A block of data:

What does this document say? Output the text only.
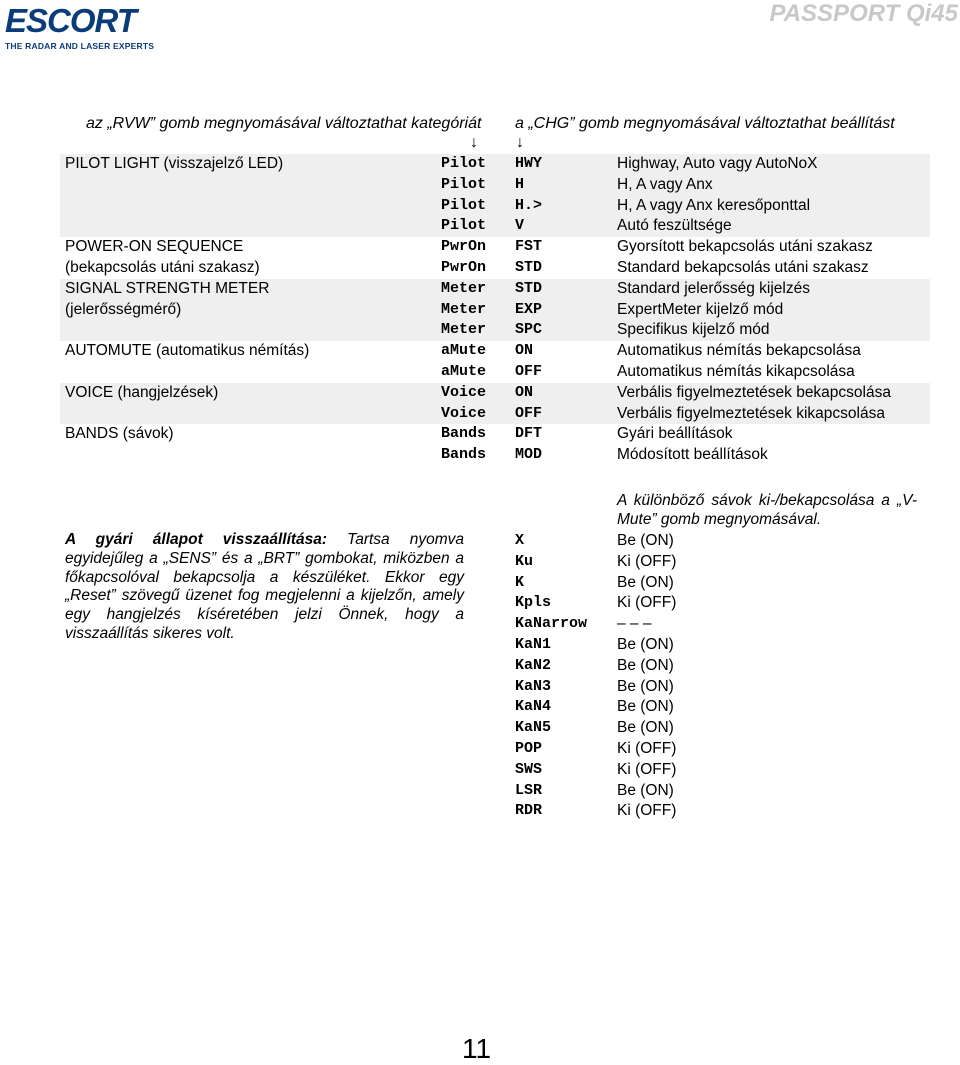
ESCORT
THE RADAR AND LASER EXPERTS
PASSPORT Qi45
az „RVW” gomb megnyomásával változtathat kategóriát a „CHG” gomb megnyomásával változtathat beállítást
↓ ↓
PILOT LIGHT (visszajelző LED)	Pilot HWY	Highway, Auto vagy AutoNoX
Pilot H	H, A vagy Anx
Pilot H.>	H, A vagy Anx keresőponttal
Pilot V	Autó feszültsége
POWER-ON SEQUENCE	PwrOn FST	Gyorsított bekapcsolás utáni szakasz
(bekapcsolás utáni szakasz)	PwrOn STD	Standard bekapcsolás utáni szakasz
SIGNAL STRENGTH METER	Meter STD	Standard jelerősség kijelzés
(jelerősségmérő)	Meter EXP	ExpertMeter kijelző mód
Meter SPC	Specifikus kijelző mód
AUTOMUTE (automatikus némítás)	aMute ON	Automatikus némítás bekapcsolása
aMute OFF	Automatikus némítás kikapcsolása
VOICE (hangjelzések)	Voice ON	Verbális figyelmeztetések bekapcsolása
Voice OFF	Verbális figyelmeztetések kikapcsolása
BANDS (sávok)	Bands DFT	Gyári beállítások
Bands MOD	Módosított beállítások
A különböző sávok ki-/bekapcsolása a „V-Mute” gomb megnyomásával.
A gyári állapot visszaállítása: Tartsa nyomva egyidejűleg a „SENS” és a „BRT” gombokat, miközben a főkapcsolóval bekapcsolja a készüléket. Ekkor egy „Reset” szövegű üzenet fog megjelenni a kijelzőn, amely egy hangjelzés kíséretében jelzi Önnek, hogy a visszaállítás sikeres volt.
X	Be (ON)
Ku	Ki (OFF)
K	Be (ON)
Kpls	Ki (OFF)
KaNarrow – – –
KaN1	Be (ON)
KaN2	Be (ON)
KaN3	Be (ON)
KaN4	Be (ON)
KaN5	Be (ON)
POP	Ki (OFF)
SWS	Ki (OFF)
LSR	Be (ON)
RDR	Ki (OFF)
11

> WRITTEN INSTRUCTION:
Leave out all pictures, then copy the remaining material exactly.

> FULL SOLUTION:
What does this document say? Output the text only.
ESCORT
THE RADAR AND LASER EXPERTS
PASSPORT Qi45
az „RVW” gomb megnyomásával változtathat kategóriát a „CHG” gomb megnyomásával változtathat beállítást
↓ ↓
PILOT LIGHT (visszajelző LED)	Pilot HWY	Highway, Auto vagy AutoNoX
Pilot H	H, A vagy Anx
Pilot H.>	H, A vagy Anx keresőponttal
Pilot V	Autó feszültsége
POWER-ON SEQUENCE	PwrOn FST	Gyorsított bekapcsolás utáni szakasz
(bekapcsolás utáni szakasz)	PwrOn STD	Standard bekapcsolás utáni szakasz
SIGNAL STRENGTH METER	Meter STD	Standard jelerősség kijelzés
(jelerősségmérő)	Meter EXP	ExpertMeter kijelző mód
Meter SPC	Specifikus kijelző mód
AUTOMUTE (automatikus némítás)	aMute ON	Automatikus némítás bekapcsolása
aMute OFF	Automatikus némítás kikapcsolása
VOICE (hangjelzések)	Voice ON	Verbális figyelmeztetések bekapcsolása
Voice OFF	Verbális figyelmeztetések kikapcsolása
BANDS (sávok)	Bands DFT	Gyári beállítások
Bands MOD	Módosított beállítások
A különböző sávok ki-/bekapcsolása a „V-Mute” gomb megnyomásával.
A gyári állapot visszaállítása: Tartsa nyomva egyidejűleg a „SENS” és a „BRT” gombokat, miközben a főkapcsolóval bekapcsolja a készüléket. Ekkor egy „Reset” szövegű üzenet fog megjelenni a kijelzőn, amely egy hangjelzés kíséretében jelzi Önnek, hogy a visszaállítás sikeres volt.
X	Be (ON)
Ku	Ki (OFF)
K	Be (ON)
Kpls	Ki (OFF)
KaNarrow – – –
KaN1	Be (ON)
KaN2	Be (ON)
KaN3	Be (ON)
KaN4	Be (ON)
KaN5	Be (ON)
POP	Ki (OFF)
SWS	Ki (OFF)
LSR	Be (ON)
RDR	Ki (OFF)
11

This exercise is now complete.